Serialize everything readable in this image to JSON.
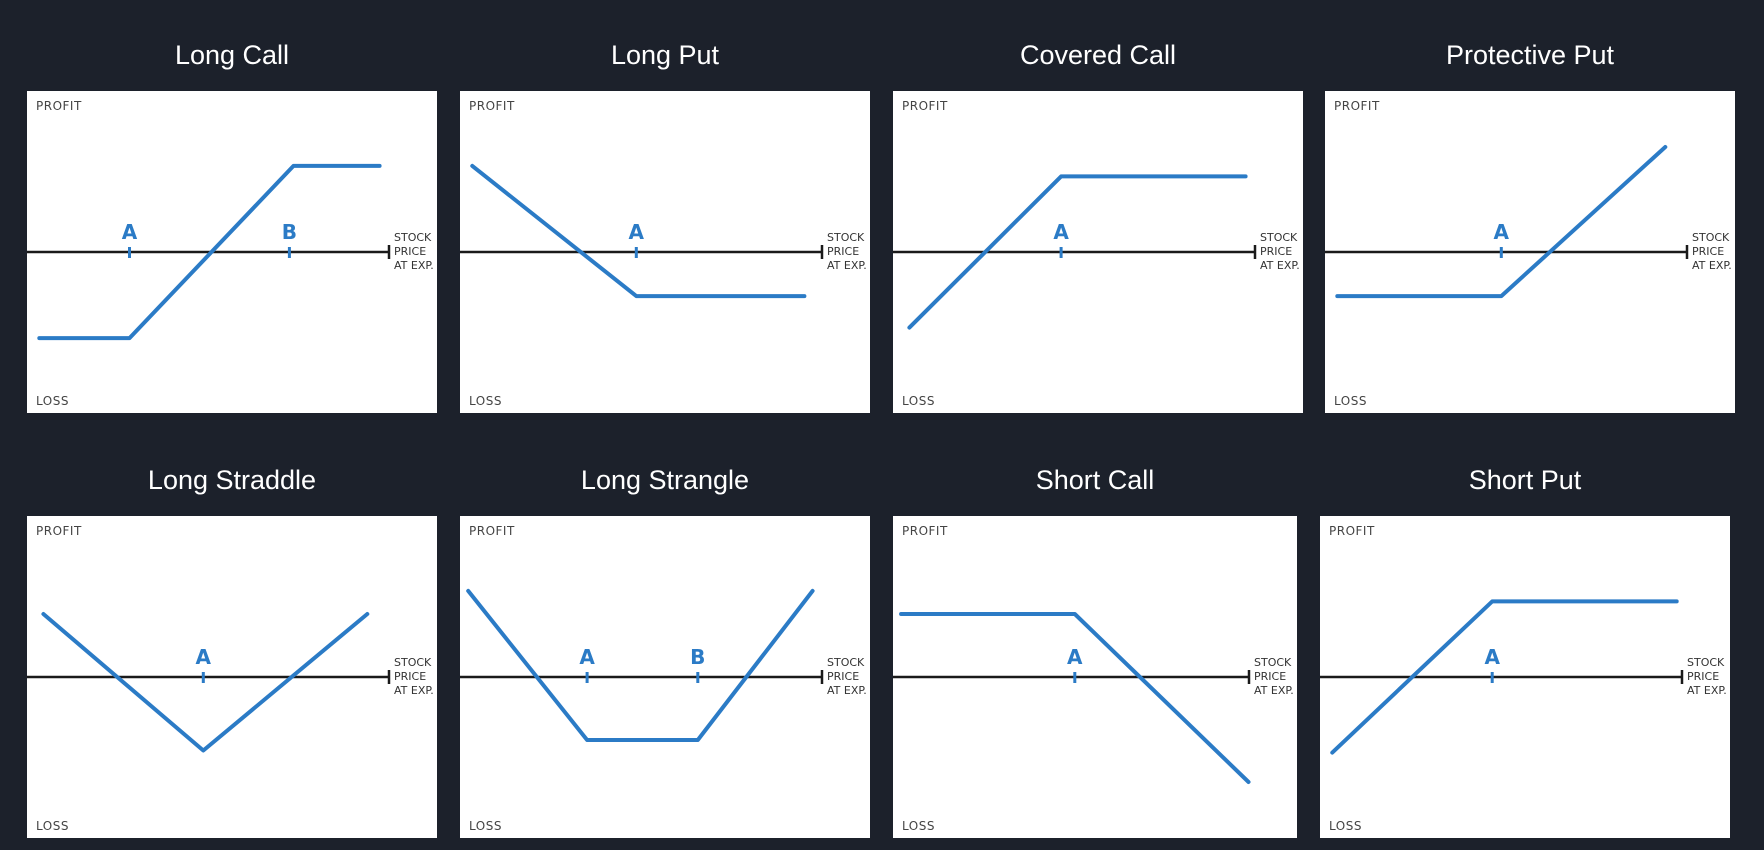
{
  "colors": {
    "background": "#1c212b",
    "payoff_line": "#2b7bc6",
    "axis": "#1a1a1a"
  },
  "labels": {
    "profit": "PROFIT",
    "loss": "LOSS",
    "x_axis": [
      "STOCK",
      "PRICE",
      "AT EXP."
    ]
  },
  "panels": [
    {
      "title": "Long Call",
      "strikes": [
        {
          "label": "A",
          "x": 0.25
        },
        {
          "label": "B",
          "x": 0.64
        }
      ],
      "payoff": [
        [
          0.03,
          -0.82
        ],
        [
          0.25,
          -0.82
        ],
        [
          0.65,
          0.82
        ],
        [
          0.86,
          0.82
        ]
      ]
    },
    {
      "title": "Long Put",
      "strikes": [
        {
          "label": "A",
          "x": 0.43
        }
      ],
      "payoff": [
        [
          0.03,
          0.82
        ],
        [
          0.43,
          -0.42
        ],
        [
          0.84,
          -0.42
        ]
      ]
    },
    {
      "title": "Covered Call",
      "strikes": [
        {
          "label": "A",
          "x": 0.41
        }
      ],
      "payoff": [
        [
          0.04,
          -0.72
        ],
        [
          0.41,
          0.72
        ],
        [
          0.86,
          0.72
        ]
      ]
    },
    {
      "title": "Protective Put",
      "strikes": [
        {
          "label": "A",
          "x": 0.43
        }
      ],
      "payoff": [
        [
          0.03,
          -0.42
        ],
        [
          0.43,
          -0.42
        ],
        [
          0.83,
          1.0
        ]
      ]
    },
    {
      "title": "Long Straddle",
      "strikes": [
        {
          "label": "A",
          "x": 0.43
        }
      ],
      "payoff": [
        [
          0.04,
          0.6
        ],
        [
          0.43,
          -0.7
        ],
        [
          0.83,
          0.6
        ]
      ]
    },
    {
      "title": "Long Strangle",
      "strikes": [
        {
          "label": "A",
          "x": 0.31
        },
        {
          "label": "B",
          "x": 0.58
        }
      ],
      "payoff": [
        [
          0.02,
          0.82
        ],
        [
          0.31,
          -0.6
        ],
        [
          0.58,
          -0.6
        ],
        [
          0.86,
          0.82
        ]
      ]
    },
    {
      "title": "Short Call",
      "strikes": [
        {
          "label": "A",
          "x": 0.45
        }
      ],
      "payoff": [
        [
          0.02,
          0.6
        ],
        [
          0.45,
          0.6
        ],
        [
          0.88,
          -1.0
        ]
      ]
    },
    {
      "title": "Short Put",
      "strikes": [
        {
          "label": "A",
          "x": 0.42
        }
      ],
      "payoff": [
        [
          0.03,
          -0.72
        ],
        [
          0.42,
          0.72
        ],
        [
          0.87,
          0.72
        ]
      ]
    }
  ]
}
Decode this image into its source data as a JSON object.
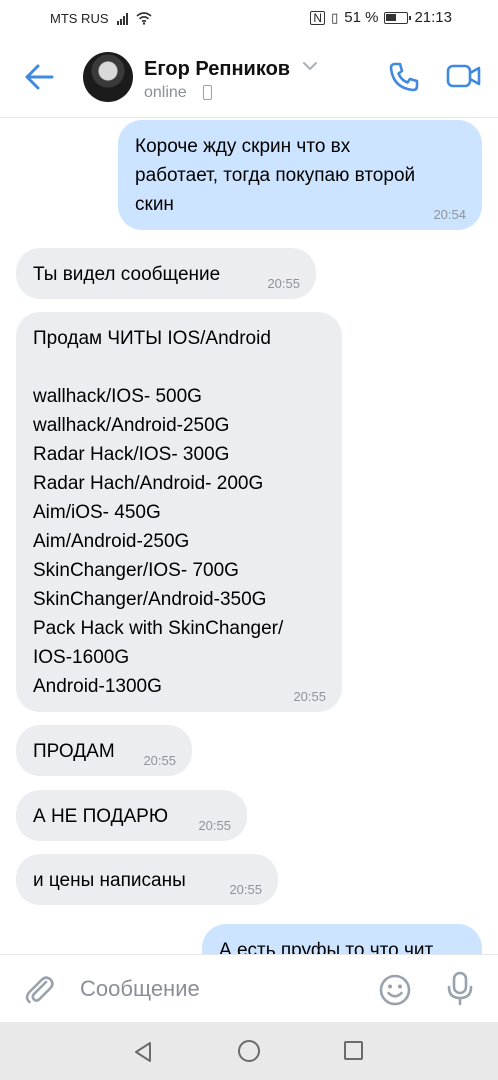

------

• **Work to do**:
Output the records above exactly as they are, leaving out the pictures.

• **Solution for this exercise**:
Serialize everything readable in this image to JSON.
{
  "colors": {
    "background": "#1c212b",
    "payoff_line": "#2b7bc6",
    "axis": "#1a1a1a"
  },
  "labels": {
    "profit": "PROFIT",
    "loss": "LOSS",
    "x_axis": [
      "STOCK",
      "PRICE",
      "AT EXP."
    ]
  },
  "panels": [
    {
      "title": "Long Call",
      "strikes": [
        {
          "label": "A",
          "x": 0.25
        },
        {
          "label": "B",
          "x": 0.64
        }
      ],
      "payoff": [
        [
          0.03,
          -0.82
        ],
        [
          0.25,
          -0.82
        ],
        [
          0.65,
          0.82
        ],
        [
          0.86,
          0.82
        ]
      ]
    },
    {
      "title": "Long Put",
      "strikes": [
        {
          "label": "A",
          "x": 0.43
        }
      ],
      "payoff": [
        [
          0.03,
          0.82
        ],
        [
          0.43,
          -0.42
        ],
        [
          0.84,
          -0.42
        ]
      ]
    },
    {
      "title": "Covered Call",
      "strikes": [
        {
          "label": "A",
          "x": 0.41
        }
      ],
      "payoff": [
        [
          0.04,
          -0.72
        ],
        [
          0.41,
          0.72
        ],
        [
          0.86,
          0.72
        ]
      ]
    },
    {
      "title": "Protective Put",
      "strikes": [
        {
          "label": "A",
          "x": 0.43
        }
      ],
      "payoff": [
        [
          0.03,
          -0.42
        ],
        [
          0.43,
          -0.42
        ],
        [
          0.83,
          1.0
        ]
      ]
    },
    {
      "title": "Long Straddle",
      "strikes": [
        {
          "label": "A",
          "x": 0.43
        }
      ],
      "payoff": [
        [
          0.04,
          0.6
        ],
        [
          0.43,
          -0.7
        ],
        [
          0.83,
          0.6
        ]
      ]
    },
    {
      "title": "Long Strangle",
      "strikes": [
        {
          "label": "A",
          "x": 0.31
        },
        {
          "label": "B",
          "x": 0.58
        }
      ],
      "payoff": [
        [
          0.02,
          0.82
        ],
        [
          0.31,
          -0.6
        ],
        [
          0.58,
          -0.6
        ],
        [
          0.86,
          0.82
        ]
      ]
    },
    {
      "title": "Short Call",
      "strikes": [
        {
          "label": "A",
          "x": 0.45
        }
      ],
      "payoff": [
        [
          0.02,
          0.6
        ],
        [
          0.45,
          0.6
        ],
        [
          0.88,
          -1.0
        ]
      ]
    },
    {
      "title": "Short Put",
      "strikes": [
        {
          "label": "A",
          "x": 0.42
        }
      ],
      "payoff": [
        [
          0.03,
          -0.72
        ],
        [
          0.42,
          0.72
        ],
        [
          0.87,
          0.72
        ]
      ]
    }
  ]
}
Decode this image into its source data as a JSON object.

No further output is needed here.